WHAT TO WORK ON ▸ Present every line in which the string "FRET" appears.

Records from a data source:
- - - - - - -
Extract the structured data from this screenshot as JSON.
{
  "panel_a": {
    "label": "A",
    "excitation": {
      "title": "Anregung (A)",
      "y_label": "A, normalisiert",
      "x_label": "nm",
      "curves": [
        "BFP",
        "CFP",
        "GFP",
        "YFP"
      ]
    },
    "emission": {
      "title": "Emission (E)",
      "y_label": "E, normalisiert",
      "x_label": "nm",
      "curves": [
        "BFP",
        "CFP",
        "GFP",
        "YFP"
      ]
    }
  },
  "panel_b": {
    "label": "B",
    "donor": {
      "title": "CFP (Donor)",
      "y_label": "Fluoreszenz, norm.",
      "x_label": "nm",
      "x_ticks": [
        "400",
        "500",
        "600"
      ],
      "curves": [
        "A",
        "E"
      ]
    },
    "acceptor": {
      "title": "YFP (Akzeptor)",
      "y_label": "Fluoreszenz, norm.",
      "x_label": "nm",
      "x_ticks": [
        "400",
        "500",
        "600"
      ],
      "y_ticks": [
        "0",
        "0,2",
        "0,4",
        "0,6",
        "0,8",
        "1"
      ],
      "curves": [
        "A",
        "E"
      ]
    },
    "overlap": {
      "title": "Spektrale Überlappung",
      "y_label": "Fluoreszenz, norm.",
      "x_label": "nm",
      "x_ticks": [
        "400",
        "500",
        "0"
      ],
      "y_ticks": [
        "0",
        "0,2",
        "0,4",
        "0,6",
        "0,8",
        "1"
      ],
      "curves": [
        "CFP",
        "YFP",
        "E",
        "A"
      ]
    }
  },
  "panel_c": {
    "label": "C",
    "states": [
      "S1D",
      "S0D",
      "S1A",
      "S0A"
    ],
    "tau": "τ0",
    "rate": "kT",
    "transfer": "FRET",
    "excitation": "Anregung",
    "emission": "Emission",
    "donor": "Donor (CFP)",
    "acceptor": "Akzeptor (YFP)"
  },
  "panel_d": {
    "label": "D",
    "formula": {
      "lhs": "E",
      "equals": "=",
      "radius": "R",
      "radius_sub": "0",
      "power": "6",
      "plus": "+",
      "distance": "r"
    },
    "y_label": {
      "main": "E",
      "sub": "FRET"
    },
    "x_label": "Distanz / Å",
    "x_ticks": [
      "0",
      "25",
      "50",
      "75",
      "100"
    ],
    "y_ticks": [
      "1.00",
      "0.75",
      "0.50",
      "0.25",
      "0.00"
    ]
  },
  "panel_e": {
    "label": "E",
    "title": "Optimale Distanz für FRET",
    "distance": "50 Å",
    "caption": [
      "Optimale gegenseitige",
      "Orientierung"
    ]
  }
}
- - - - - - -
FINAL RESULT ▸
    "transfer": "FRET",
      "sub": "FRET"
    "title": "Optimale Distanz für FRET",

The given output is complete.